> [Listed entries]:
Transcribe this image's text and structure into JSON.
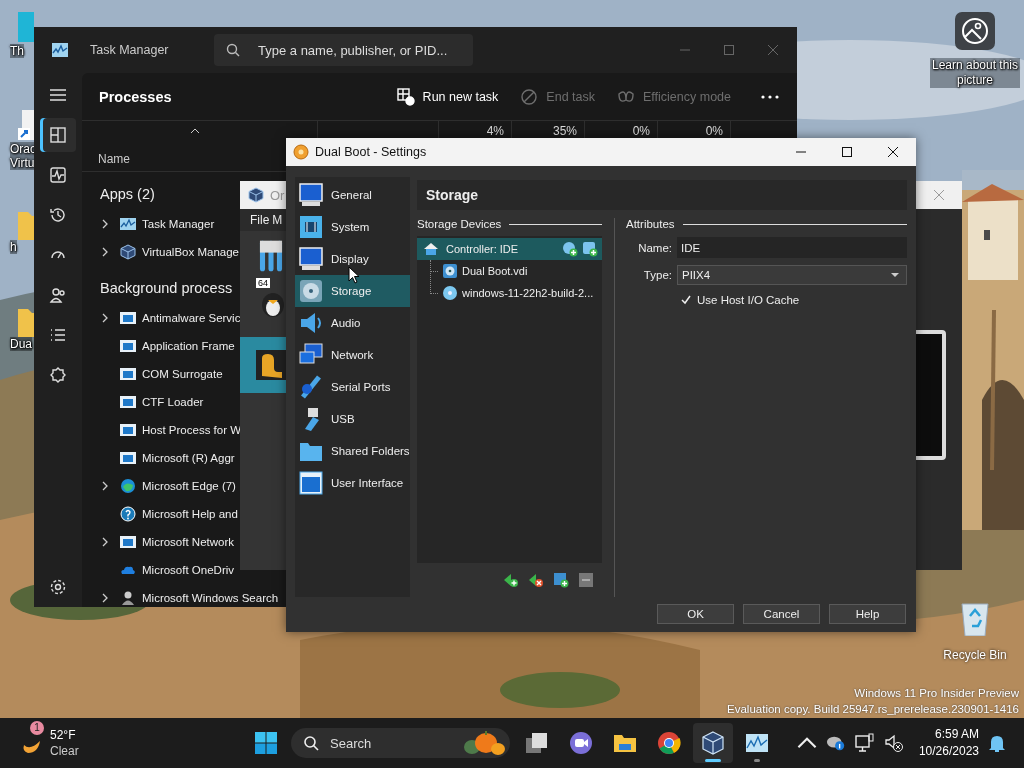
{
  "desktop": {
    "icons": [
      {
        "kind": "monitor",
        "label_lines": [
          "Th"
        ]
      },
      {
        "kind": "shortcut",
        "label_lines": [
          "Orac",
          "Virtu"
        ]
      },
      {
        "kind": "folder",
        "label_lines": [
          "h"
        ]
      },
      {
        "kind": "folder",
        "label_lines": [
          "Dua"
        ]
      }
    ],
    "spotlight": {
      "label": "Learn about this picture"
    },
    "recycle_bin": {
      "label": "Recycle Bin"
    },
    "watermark": [
      "Windows 11 Pro Insider Preview",
      "Evaluation copy. Build 25947.rs_prerelease.230901-1416"
    ]
  },
  "task_manager": {
    "title": "Task Manager",
    "search": {
      "placeholder": "Type a name, publisher, or PID..."
    },
    "nav": [
      {
        "kind": "processes",
        "selected": true
      },
      {
        "kind": "performance",
        "selected": false
      },
      {
        "kind": "history",
        "selected": false
      },
      {
        "kind": "startup",
        "selected": false
      },
      {
        "kind": "users",
        "selected": false
      },
      {
        "kind": "details",
        "selected": false
      },
      {
        "kind": "services",
        "selected": false
      },
      {
        "kind": "settings",
        "selected": false
      }
    ],
    "page_title": "Processes",
    "actions": [
      {
        "kind": "run",
        "label": "Run new task",
        "disabled": false
      },
      {
        "kind": "end",
        "label": "End task",
        "disabled": true
      },
      {
        "kind": "efficiency",
        "label": "Efficiency mode",
        "disabled": true
      }
    ],
    "name_column": "Name",
    "usage": [
      "4%",
      "35%",
      "0%",
      "0%"
    ],
    "groups": [
      {
        "title": "Apps (2)",
        "rows": [
          {
            "name": "Task Manager",
            "kind": "taskmgr",
            "expandable": true
          },
          {
            "name": "VirtualBox Manage",
            "kind": "vbox",
            "expandable": true
          }
        ]
      },
      {
        "title": "Background process",
        "rows": [
          {
            "name": "Antimalware Servic",
            "kind": "app",
            "expandable": true
          },
          {
            "name": "Application Frame",
            "kind": "app",
            "expandable": false
          },
          {
            "name": "COM Surrogate",
            "kind": "app",
            "expandable": false
          },
          {
            "name": "CTF Loader",
            "kind": "app",
            "expandable": false
          },
          {
            "name": "Host Process for W",
            "kind": "app",
            "expandable": false
          },
          {
            "name": "Microsoft (R) Aggr",
            "kind": "app",
            "expandable": false
          },
          {
            "name": "Microsoft Edge (7)",
            "kind": "edge",
            "expandable": true
          },
          {
            "name": "Microsoft Help and",
            "kind": "help",
            "expandable": false
          },
          {
            "name": "Microsoft Network",
            "kind": "app",
            "expandable": true
          },
          {
            "name": "Microsoft OneDriv",
            "kind": "onedrive",
            "expandable": false
          },
          {
            "name": "Microsoft Windows Search",
            "kind": "search",
            "expandable": true
          }
        ]
      }
    ]
  },
  "virtualbox": {
    "title": "Or",
    "menu": [
      "File",
      "M"
    ],
    "machines": [
      {
        "kind": "linux",
        "os_badge": "64",
        "selected": false
      },
      {
        "kind": "other",
        "selected": true
      }
    ]
  },
  "settings": {
    "title": "Dual Boot - Settings",
    "sections": [
      {
        "label": "General",
        "kind": "monitor",
        "selected": false
      },
      {
        "label": "System",
        "kind": "chip",
        "selected": false
      },
      {
        "label": "Display",
        "kind": "monitor",
        "selected": false
      },
      {
        "label": "Storage",
        "kind": "disk",
        "selected": true
      },
      {
        "label": "Audio",
        "kind": "speaker",
        "selected": false
      },
      {
        "label": "Network",
        "kind": "network",
        "selected": false
      },
      {
        "label": "Serial Ports",
        "kind": "serial",
        "selected": false
      },
      {
        "label": "USB",
        "kind": "usb",
        "selected": false
      },
      {
        "label": "Shared Folders",
        "kind": "folder",
        "selected": false
      },
      {
        "label": "User Interface",
        "kind": "window",
        "selected": false
      }
    ],
    "page_title": "Storage",
    "devices_label": "Storage Devices",
    "tree": [
      {
        "label": "Controller: IDE",
        "kind": "controller",
        "selected": true,
        "children": [
          {
            "label": "Dual Boot.vdi",
            "kind": "disk",
            "selected": false
          },
          {
            "label": "windows-11-22h2-build-2...",
            "kind": "optical",
            "selected": false
          }
        ]
      }
    ],
    "attributes_label": "Attributes",
    "name_field": {
      "label": "Name:",
      "value": "IDE"
    },
    "type_field": {
      "label": "Type:",
      "value": "PIIX4"
    },
    "host_io_cache": {
      "label": "Use Host I/O Cache",
      "checked": true
    },
    "buttons": [
      "OK",
      "Cancel",
      "Help"
    ]
  },
  "taskbar": {
    "weather": {
      "temp": "52°F",
      "condition": "Clear",
      "badge": "1"
    },
    "search": {
      "placeholder": "Search"
    },
    "apps": [
      {
        "kind": "taskview",
        "running": false,
        "active": false
      },
      {
        "kind": "chat",
        "running": false,
        "active": false
      },
      {
        "kind": "explorer",
        "running": false,
        "active": false
      },
      {
        "kind": "chrome",
        "running": false,
        "active": false
      },
      {
        "kind": "virtualbox",
        "running": true,
        "active": true
      },
      {
        "kind": "taskmanager",
        "running": true,
        "active": false
      }
    ],
    "time": "6:59 AM",
    "date": "10/26/2023"
  }
}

> [Goal of the exercise]: Return all lines containing "Boot".

> [Solution to this problem]:
    "title": "Dual Boot - Settings",
            "label": "Dual Boot.vdi",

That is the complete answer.